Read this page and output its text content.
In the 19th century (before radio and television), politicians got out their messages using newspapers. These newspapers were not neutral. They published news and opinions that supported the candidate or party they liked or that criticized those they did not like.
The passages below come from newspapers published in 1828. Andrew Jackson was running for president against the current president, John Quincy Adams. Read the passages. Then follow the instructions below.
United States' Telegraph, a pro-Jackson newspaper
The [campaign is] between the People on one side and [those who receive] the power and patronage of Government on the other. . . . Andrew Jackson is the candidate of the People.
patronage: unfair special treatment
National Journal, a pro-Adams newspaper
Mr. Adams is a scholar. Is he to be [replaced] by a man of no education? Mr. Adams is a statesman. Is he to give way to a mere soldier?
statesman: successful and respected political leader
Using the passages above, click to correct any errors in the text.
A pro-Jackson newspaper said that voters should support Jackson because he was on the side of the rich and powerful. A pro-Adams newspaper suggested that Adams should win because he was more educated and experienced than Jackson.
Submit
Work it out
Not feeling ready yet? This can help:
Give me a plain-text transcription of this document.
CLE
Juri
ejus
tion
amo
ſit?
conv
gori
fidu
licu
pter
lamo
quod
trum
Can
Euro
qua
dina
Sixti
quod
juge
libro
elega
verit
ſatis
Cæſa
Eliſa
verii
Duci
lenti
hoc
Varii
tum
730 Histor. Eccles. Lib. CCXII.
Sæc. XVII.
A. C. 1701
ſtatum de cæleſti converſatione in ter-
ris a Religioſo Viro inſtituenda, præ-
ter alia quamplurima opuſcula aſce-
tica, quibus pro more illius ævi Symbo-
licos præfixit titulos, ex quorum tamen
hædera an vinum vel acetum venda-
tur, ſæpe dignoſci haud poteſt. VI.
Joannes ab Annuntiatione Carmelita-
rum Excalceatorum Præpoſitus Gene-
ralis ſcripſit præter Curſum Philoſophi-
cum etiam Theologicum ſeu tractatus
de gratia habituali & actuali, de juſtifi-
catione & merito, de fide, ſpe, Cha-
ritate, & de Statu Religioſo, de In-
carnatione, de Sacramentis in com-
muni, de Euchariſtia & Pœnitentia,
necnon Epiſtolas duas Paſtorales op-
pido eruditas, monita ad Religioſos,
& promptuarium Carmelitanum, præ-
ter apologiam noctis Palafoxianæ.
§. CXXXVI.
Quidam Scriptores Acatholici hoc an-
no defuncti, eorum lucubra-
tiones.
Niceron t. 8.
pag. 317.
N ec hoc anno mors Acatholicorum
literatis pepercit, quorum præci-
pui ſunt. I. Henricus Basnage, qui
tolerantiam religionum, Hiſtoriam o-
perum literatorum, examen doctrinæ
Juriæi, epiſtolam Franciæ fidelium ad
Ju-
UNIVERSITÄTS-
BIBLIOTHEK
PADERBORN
:::
» TO BE DONE:
Give back all the data exactly as written.

» ANSWER TO THE PROBLEM:
Read this page and output its text content.
In the 19th century (before radio and television), politicians got out their messages using newspapers. These newspapers were not neutral. They published news and opinions that supported the candidate or party they liked or that criticized those they did not like.
The passages below come from newspapers published in 1828. Andrew Jackson was running for president against the current president, John Quincy Adams. Read the passages. Then follow the instructions below.
United States' Telegraph, a pro-Jackson newspaper
The [campaign is] between the People on one side and [those who receive] the power and patronage of Government on the other. . . . Andrew Jackson is the candidate of the People.
patronage: unfair special treatment
National Journal, a pro-Adams newspaper
Mr. Adams is a scholar. Is he to be [replaced] by a man of no education? Mr. Adams is a statesman. Is he to give way to a mere soldier?
statesman: successful and respected political leader
Using the passages above, click to correct any errors in the text.
A pro-Jackson newspaper said that voters should support Jackson because he was on the side of the rich and powerful. A pro-Adams newspaper suggested that Adams should win because he was more educated and experienced than Jackson.
Submit
Work it out
Not feeling ready yet? This can help:
Give me a plain-text transcription of this document.
CLE
Juri
ejus
tion
amo
ſit?
conv
gori
fidu
licu
pter
lamo
quod
trum
Can
Euro
qua
dina
Sixti
quod
juge
libro
elega
verit
ſatis
Cæſa
Eliſa
verii
Duci
lenti
hoc
Varii
tum
730 Histor. Eccles. Lib. CCXII.
Sæc. XVII.
A. C. 1701
ſtatum de cæleſti converſatione in ter-
ris a Religioſo Viro inſtituenda, præ-
ter alia quamplurima opuſcula aſce-
tica, quibus pro more illius ævi Symbo-
licos præfixit titulos, ex quorum tamen
hædera an vinum vel acetum venda-
tur, ſæpe dignoſci haud poteſt. VI.
Joannes ab Annuntiatione Carmelita-
rum Excalceatorum Præpoſitus Gene-
ralis ſcripſit præter Curſum Philoſophi-
cum etiam Theologicum ſeu tractatus
de gratia habituali & actuali, de juſtifi-
catione & merito, de fide, ſpe, Cha-
ritate, & de Statu Religioſo, de In-
carnatione, de Sacramentis in com-
muni, de Euchariſtia & Pœnitentia,
necnon Epiſtolas duas Paſtorales op-
pido eruditas, monita ad Religioſos,
& promptuarium Carmelitanum, præ-
ter apologiam noctis Palafoxianæ.
§. CXXXVI.
Quidam Scriptores Acatholici hoc an-
no defuncti, eorum lucubra-
tiones.
Niceron t. 8.
pag. 317.
N ec hoc anno mors Acatholicorum
literatis pepercit, quorum præci-
pui ſunt. I. Henricus Basnage, qui
tolerantiam religionum, Hiſtoriam o-
perum literatorum, examen doctrinæ
Juriæi, epiſtolam Franciæ fidelium ad
Ju-
UNIVERSITÄTS-
BIBLIOTHEK
PADERBORN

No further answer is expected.